Trecho fornecido>
# Como lidar com a diglossia do português brasileiro?



## meencantesp

Não sou linguista, por isso quem sabe os termos que eu vá usar nesta _thread _não sejam os mais adequados cientificamente. Peço, portanto, que relevem as palavras inadequadas que eu usar. Se digo “correto”, por exemplo, é porque quero fazer referência ao que é assim denominado do ponto de vista normativo. Da mesma forma, não necessariamente há uma diglossia “completa” no português brasileiro, senão traços diglóssicos fortes.

Pois bem, tendo lido alguns textos tratando do assunto, acabei percebendo que muito do fenômeno da diglossia pode ser aplicado à situação do português brasileiro. Não me parece errado afirmar que, ao escrever um texto, o brasileiro não só transpõe ideias ao papel, mas também as traduz.  É certo que entre a fala e a escrita formal há distância em todas as línguas, mas no nosso caso parece haver uma dose a mais. Posso eu dizer que, quando escrevo um texto em português, são inúmeras as partes da língua que preciso traduzir: colocação pronominal, uso dos próprios pronomes, conjugação e regência verbais, enfim, e outras muitas. E isso digo sendo alguém de classe média e com algum nível de instrução, o qual, se não é o melhor do mundo, pelo menos é superior ao da (quem sabe grande) maioria dos brasileiros, o que prova que não se trata somente de acesso a educação, mas de algo maior. Se num castelhano as diferenças se manifestam principalmente entre os diferentes graus de instrução, no Brasil podemos somar a estes a oposição entre a oralidade e a escrita formal. Se transpomos ao papel a fala espontânea de qualquer hispânico de maior relevo intelectual, temos um texto ou quase isso; fazendo o mesmo com um brasileiro, raramente obtemos algo próximo de um texto. Nem os mais intelectualizados dos nossos presidentes, como os senhores Fernando Henrique Cardoso e Michel Temer, fogem à grande frequência de erros gramaticais nas suas falas. Como brasileiro, não me sinto confortável com o meu próprio idioma e estou certo de que muitos se sentem do mesmo modo. Olho pro lado, ouço um hispânico; olho para o outro, ouço um luso; será mesmo uma língua isto que falamos?

Tarefa a cumprir> Segundo o trecho sobre a diglossia do português brasileiro, quais presidentes, apesar de intelectualizados, não fogem à grande frequência de erros gramaticais nas suas falas? Os dados abaixo são um material à parte, sem relação com o trecho.

Seção de dados>
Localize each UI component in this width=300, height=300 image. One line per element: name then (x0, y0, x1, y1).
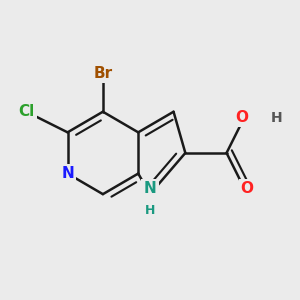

Resposta da tarefa> Fernando Henrique Cardoso e Michel Temer.